- _EXERCISE_
Print all entries precisely as they are written.

-- RECORDS FOR THE EXERCISE start --

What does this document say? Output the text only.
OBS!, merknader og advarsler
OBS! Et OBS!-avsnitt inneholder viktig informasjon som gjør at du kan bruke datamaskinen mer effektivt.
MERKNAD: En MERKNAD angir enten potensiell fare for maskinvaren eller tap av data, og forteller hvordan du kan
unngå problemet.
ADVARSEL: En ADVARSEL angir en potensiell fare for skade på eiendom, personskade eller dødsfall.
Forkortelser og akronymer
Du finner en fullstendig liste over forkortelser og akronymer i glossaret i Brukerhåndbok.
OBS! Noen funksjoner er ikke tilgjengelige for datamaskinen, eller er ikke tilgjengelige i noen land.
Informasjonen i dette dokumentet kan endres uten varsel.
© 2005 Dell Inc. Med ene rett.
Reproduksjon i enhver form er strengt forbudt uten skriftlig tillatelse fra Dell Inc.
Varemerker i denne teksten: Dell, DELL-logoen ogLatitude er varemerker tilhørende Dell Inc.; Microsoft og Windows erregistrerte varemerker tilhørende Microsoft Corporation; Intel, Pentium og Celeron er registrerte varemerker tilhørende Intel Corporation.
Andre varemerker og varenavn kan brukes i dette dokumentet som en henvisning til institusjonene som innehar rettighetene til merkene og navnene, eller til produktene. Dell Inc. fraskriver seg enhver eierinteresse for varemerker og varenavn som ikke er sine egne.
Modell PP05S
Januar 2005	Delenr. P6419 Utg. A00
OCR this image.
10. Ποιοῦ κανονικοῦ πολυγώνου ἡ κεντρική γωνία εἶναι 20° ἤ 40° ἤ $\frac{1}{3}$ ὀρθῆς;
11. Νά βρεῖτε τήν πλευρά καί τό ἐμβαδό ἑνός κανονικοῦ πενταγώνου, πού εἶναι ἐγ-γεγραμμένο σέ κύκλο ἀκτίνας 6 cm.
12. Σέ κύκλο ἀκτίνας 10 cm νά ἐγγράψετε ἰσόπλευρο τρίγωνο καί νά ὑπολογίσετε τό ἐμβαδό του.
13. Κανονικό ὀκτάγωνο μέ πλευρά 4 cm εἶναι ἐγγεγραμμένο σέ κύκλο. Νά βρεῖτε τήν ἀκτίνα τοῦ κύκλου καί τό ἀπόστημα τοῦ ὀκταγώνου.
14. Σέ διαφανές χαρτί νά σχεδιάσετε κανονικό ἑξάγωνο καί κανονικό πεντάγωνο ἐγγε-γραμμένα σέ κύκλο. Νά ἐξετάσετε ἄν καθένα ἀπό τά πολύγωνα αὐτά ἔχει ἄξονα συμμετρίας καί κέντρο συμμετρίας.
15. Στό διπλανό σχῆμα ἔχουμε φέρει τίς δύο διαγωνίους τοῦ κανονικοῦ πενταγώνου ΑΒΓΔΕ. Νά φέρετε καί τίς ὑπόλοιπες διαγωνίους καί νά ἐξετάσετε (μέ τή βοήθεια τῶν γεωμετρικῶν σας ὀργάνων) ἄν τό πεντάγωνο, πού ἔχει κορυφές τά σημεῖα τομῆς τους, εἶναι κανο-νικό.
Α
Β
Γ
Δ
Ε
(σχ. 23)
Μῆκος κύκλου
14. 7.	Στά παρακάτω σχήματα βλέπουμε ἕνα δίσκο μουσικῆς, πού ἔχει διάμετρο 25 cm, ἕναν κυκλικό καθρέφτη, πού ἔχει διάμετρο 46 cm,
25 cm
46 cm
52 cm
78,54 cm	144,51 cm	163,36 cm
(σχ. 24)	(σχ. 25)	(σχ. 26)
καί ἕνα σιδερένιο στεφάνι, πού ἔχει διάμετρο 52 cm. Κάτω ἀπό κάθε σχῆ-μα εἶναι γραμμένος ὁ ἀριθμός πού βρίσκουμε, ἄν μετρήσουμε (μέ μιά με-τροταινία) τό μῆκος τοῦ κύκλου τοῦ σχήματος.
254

-- RECORDS FOR THE EXERCISE end --

- _WRITTEN SOLUTION_
What does this document say? Output the text only.
OBS!, merknader og advarsler
OBS! Et OBS!-avsnitt inneholder viktig informasjon som gjør at du kan bruke datamaskinen mer effektivt.
MERKNAD: En MERKNAD angir enten potensiell fare for maskinvaren eller tap av data, og forteller hvordan du kan
unngå problemet.
ADVARSEL: En ADVARSEL angir en potensiell fare for skade på eiendom, personskade eller dødsfall.
Forkortelser og akronymer
Du finner en fullstendig liste over forkortelser og akronymer i glossaret i Brukerhåndbok.
OBS! Noen funksjoner er ikke tilgjengelige for datamaskinen, eller er ikke tilgjengelige i noen land.
Informasjonen i dette dokumentet kan endres uten varsel.
© 2005 Dell Inc. Med ene rett.
Reproduksjon i enhver form er strengt forbudt uten skriftlig tillatelse fra Dell Inc.
Varemerker i denne teksten: Dell, DELL-logoen ogLatitude er varemerker tilhørende Dell Inc.; Microsoft og Windows erregistrerte varemerker tilhørende Microsoft Corporation; Intel, Pentium og Celeron er registrerte varemerker tilhørende Intel Corporation.
Andre varemerker og varenavn kan brukes i dette dokumentet som en henvisning til institusjonene som innehar rettighetene til merkene og navnene, eller til produktene. Dell Inc. fraskriver seg enhver eierinteresse for varemerker og varenavn som ikke er sine egne.
Modell PP05S
Januar 2005	Delenr. P6419 Utg. A00
OCR this image.
10. Ποιοῦ κανονικοῦ πολυγώνου ἡ κεντρική γωνία εἶναι 20° ἤ 40° ἤ $\frac{1}{3}$ ὀρθῆς;
11. Νά βρεῖτε τήν πλευρά καί τό ἐμβαδό ἑνός κανονικοῦ πενταγώνου, πού εἶναι ἐγ-γεγραμμένο σέ κύκλο ἀκτίνας 6 cm.
12. Σέ κύκλο ἀκτίνας 10 cm νά ἐγγράψετε ἰσόπλευρο τρίγωνο καί νά ὑπολογίσετε τό ἐμβαδό του.
13. Κανονικό ὀκτάγωνο μέ πλευρά 4 cm εἶναι ἐγγεγραμμένο σέ κύκλο. Νά βρεῖτε τήν ἀκτίνα τοῦ κύκλου καί τό ἀπόστημα τοῦ ὀκταγώνου.
14. Σέ διαφανές χαρτί νά σχεδιάσετε κανονικό ἑξάγωνο καί κανονικό πεντάγωνο ἐγγε-γραμμένα σέ κύκλο. Νά ἐξετάσετε ἄν καθένα ἀπό τά πολύγωνα αὐτά ἔχει ἄξονα συμμετρίας καί κέντρο συμμετρίας.
15. Στό διπλανό σχῆμα ἔχουμε φέρει τίς δύο διαγωνίους τοῦ κανονικοῦ πενταγώνου ΑΒΓΔΕ. Νά φέρετε καί τίς ὑπόλοιπες διαγωνίους καί νά ἐξετάσετε (μέ τή βοήθεια τῶν γεωμετρικῶν σας ὀργάνων) ἄν τό πεντάγωνο, πού ἔχει κορυφές τά σημεῖα τομῆς τους, εἶναι κανο-νικό.
Α
Β
Γ
Δ
Ε
(σχ. 23)
Μῆκος κύκλου
14. 7.	Στά παρακάτω σχήματα βλέπουμε ἕνα δίσκο μουσικῆς, πού ἔχει διάμετρο 25 cm, ἕναν κυκλικό καθρέφτη, πού ἔχει διάμετρο 46 cm,
25 cm
46 cm
52 cm
78,54 cm	144,51 cm	163,36 cm
(σχ. 24)	(σχ. 25)	(σχ. 26)
καί ἕνα σιδερένιο στεφάνι, πού ἔχει διάμετρο 52 cm. Κάτω ἀπό κάθε σχῆ-μα εἶναι γραμμένος ὁ ἀριθμός πού βρίσκουμε, ἄν μετρήσουμε (μέ μιά με-τροταινία) τό μῆκος τοῦ κύκλου τοῦ σχήματος.
254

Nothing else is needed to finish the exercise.